Omit all images. Transcribe the rest of the material below exactly.

* START *

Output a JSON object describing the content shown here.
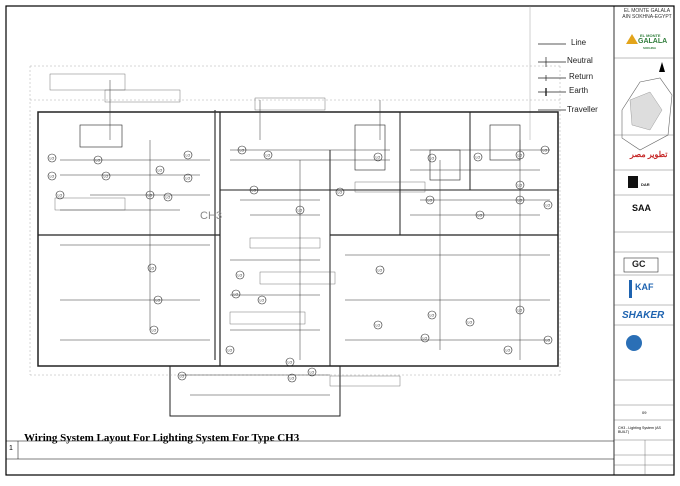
{
  "project": {
    "line1": "EL MONTE GALALA",
    "line2": "AIN SOKHNA-EGYPT",
    "logo_text": "GALALA",
    "logo_small": "EL MONTE",
    "logo_sub": "SOKHNA"
  },
  "drawing_title": "Wiring System Layout For Lighting System For Type CH3",
  "room_label": "CH3",
  "sheet_number": "1",
  "revision": "09",
  "drawing_name": "CH3 - Lighting System (AS BUILT)",
  "legend": [
    {
      "label": "Line",
      "symbol": "plain"
    },
    {
      "label": "Neutral",
      "symbol": "tick-long"
    },
    {
      "label": "Return",
      "symbol": "tick-short"
    },
    {
      "label": "Earth",
      "symbol": "tick-bar"
    },
    {
      "label": "Traveller",
      "symbol": "plain"
    }
  ],
  "consultants": [
    {
      "name": "tatweer-misr-logo",
      "text": "تطوير مصر"
    },
    {
      "name": "dar-logo",
      "text": "DAR"
    },
    {
      "name": "saa-logo",
      "text": "SAA"
    },
    {
      "name": "gc-logo",
      "text": "GC"
    },
    {
      "name": "kaf-logo",
      "text": "KAF"
    },
    {
      "name": "shaker-logo",
      "text": "SHAKER"
    }
  ],
  "fixture_label": "LO",
  "colors": {
    "line": "#222222",
    "accent_shaker": "#1e63b0",
    "accent_kaf": "#1e63b0",
    "accent_tatweer": "#c62828",
    "accent_galala": "#2f7d3a"
  }
}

* END *

> Complete output
Output a JSON object describing the content shown here.
{
  "project": {
    "line1": "EL MONTE GALALA",
    "line2": "AIN SOKHNA-EGYPT",
    "logo_text": "GALALA",
    "logo_small": "EL MONTE",
    "logo_sub": "SOKHNA"
  },
  "drawing_title": "Wiring System Layout For Lighting System For Type CH3",
  "room_label": "CH3",
  "sheet_number": "1",
  "revision": "09",
  "drawing_name": "CH3 - Lighting System (AS BUILT)",
  "legend": [
    {
      "label": "Line",
      "symbol": "plain"
    },
    {
      "label": "Neutral",
      "symbol": "tick-long"
    },
    {
      "label": "Return",
      "symbol": "tick-short"
    },
    {
      "label": "Earth",
      "symbol": "tick-bar"
    },
    {
      "label": "Traveller",
      "symbol": "plain"
    }
  ],
  "consultants": [
    {
      "name": "tatweer-misr-logo",
      "text": "تطوير مصر"
    },
    {
      "name": "dar-logo",
      "text": "DAR"
    },
    {
      "name": "saa-logo",
      "text": "SAA"
    },
    {
      "name": "gc-logo",
      "text": "GC"
    },
    {
      "name": "kaf-logo",
      "text": "KAF"
    },
    {
      "name": "shaker-logo",
      "text": "SHAKER"
    }
  ],
  "fixture_label": "LO",
  "colors": {
    "line": "#222222",
    "accent_shaker": "#1e63b0",
    "accent_kaf": "#1e63b0",
    "accent_tatweer": "#c62828",
    "accent_galala": "#2f7d3a"
  }
}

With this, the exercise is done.